(Stored items)
╔══
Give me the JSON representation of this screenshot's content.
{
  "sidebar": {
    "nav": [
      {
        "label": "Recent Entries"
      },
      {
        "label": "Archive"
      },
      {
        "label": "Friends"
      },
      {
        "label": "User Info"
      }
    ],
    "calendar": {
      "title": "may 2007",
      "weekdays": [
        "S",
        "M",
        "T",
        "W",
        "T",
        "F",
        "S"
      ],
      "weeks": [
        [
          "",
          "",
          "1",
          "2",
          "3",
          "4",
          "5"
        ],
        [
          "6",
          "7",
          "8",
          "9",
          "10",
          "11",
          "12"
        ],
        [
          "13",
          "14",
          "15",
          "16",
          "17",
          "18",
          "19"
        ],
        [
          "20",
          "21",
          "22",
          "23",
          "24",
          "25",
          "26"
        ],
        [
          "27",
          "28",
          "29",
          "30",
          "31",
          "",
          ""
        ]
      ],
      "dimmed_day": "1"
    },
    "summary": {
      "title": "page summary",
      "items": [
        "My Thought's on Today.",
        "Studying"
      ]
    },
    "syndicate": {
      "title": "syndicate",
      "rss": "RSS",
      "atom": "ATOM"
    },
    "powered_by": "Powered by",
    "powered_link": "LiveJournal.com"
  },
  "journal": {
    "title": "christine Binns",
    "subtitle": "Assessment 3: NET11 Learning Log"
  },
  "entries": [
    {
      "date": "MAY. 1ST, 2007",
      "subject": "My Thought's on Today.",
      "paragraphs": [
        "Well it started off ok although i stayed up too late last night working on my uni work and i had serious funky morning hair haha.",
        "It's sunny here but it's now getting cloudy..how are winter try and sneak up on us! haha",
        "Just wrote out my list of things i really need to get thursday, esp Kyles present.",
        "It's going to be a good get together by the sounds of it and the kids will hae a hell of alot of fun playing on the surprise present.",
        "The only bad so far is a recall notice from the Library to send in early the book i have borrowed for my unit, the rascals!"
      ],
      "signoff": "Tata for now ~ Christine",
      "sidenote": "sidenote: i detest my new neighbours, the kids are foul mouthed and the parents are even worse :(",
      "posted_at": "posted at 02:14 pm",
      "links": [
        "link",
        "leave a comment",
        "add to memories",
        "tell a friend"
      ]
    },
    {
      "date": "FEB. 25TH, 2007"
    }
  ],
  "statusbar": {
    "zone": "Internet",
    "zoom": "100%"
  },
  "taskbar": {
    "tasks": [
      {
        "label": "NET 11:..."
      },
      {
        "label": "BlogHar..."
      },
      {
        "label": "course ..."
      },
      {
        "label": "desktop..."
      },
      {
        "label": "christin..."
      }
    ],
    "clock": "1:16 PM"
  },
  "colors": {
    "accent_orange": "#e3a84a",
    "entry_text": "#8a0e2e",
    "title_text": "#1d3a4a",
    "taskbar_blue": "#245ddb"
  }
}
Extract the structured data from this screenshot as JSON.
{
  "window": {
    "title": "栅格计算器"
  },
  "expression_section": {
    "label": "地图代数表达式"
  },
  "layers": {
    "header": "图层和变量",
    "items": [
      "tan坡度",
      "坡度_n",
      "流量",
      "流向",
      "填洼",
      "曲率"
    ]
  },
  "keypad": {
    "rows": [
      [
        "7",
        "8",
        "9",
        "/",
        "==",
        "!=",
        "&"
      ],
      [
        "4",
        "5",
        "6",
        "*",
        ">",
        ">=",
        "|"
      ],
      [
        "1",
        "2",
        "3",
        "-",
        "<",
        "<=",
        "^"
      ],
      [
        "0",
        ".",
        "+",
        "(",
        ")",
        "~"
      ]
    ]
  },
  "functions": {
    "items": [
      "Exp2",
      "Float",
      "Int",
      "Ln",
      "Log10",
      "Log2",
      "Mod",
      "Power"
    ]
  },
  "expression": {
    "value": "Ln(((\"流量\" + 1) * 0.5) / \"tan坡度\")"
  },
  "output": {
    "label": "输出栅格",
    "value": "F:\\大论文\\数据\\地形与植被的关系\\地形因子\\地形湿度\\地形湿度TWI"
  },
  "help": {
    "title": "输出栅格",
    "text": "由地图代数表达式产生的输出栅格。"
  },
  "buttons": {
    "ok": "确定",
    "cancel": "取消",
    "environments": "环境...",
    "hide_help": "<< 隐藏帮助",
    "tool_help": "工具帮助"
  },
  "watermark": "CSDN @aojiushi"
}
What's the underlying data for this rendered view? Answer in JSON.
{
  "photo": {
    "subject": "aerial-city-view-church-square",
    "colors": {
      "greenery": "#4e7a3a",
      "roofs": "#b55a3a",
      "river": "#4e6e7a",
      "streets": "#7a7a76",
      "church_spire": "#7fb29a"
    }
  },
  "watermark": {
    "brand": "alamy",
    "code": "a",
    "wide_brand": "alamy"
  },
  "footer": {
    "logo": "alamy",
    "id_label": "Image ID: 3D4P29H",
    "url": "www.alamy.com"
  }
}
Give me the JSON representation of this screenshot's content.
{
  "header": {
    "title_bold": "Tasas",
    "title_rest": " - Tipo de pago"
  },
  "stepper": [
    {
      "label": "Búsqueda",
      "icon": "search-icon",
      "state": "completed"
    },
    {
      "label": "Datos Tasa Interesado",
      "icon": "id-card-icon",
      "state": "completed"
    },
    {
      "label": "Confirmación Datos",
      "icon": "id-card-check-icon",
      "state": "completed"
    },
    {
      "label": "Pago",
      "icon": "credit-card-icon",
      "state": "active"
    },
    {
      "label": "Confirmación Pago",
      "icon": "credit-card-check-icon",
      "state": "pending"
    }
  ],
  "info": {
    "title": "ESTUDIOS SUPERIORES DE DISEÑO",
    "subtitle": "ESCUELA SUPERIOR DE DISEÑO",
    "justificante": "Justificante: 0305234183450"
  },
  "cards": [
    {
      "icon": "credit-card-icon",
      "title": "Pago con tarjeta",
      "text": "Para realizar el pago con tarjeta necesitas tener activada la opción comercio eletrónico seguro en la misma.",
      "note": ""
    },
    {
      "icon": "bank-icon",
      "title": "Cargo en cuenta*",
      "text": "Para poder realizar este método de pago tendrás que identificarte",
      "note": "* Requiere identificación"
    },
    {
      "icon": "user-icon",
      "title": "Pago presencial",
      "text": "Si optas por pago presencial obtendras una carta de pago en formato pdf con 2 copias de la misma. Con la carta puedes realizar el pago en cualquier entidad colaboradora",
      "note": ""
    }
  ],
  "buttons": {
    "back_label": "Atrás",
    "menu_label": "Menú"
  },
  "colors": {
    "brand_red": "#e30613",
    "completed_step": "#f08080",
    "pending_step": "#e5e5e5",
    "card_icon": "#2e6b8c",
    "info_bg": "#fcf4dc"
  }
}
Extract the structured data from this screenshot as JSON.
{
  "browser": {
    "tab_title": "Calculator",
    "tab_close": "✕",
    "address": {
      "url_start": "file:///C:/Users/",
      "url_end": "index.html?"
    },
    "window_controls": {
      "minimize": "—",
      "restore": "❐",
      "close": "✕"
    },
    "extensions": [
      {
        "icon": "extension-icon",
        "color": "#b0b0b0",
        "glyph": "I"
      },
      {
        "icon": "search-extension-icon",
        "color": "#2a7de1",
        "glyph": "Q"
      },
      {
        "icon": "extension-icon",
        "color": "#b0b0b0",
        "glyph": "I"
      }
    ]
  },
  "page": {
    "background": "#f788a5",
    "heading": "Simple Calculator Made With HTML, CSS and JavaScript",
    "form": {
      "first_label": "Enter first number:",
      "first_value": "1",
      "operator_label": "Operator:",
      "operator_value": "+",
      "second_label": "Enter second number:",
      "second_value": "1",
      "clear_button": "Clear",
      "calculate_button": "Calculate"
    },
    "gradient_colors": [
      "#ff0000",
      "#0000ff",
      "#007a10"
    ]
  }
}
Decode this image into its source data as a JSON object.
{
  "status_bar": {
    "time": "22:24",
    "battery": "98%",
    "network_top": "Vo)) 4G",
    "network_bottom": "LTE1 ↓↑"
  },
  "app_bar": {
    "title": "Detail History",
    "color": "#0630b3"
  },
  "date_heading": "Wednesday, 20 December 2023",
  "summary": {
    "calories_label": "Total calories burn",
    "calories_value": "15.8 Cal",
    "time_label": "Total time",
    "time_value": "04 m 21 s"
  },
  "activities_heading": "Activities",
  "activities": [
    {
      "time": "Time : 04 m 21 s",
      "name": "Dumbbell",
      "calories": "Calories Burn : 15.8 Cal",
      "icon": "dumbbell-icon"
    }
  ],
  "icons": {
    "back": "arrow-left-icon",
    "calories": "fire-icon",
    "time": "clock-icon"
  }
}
╚══
> [The problem]:
Locate each line with the word "data" and copy it.

> [Exercise response]:
Extract the structured data from this screenshot as JSON.
What's the underlying data for this rendered view? Answer in JSON.
Extract the structured data from this screenshot as JSON.
Decode this image into its source data as a JSON object.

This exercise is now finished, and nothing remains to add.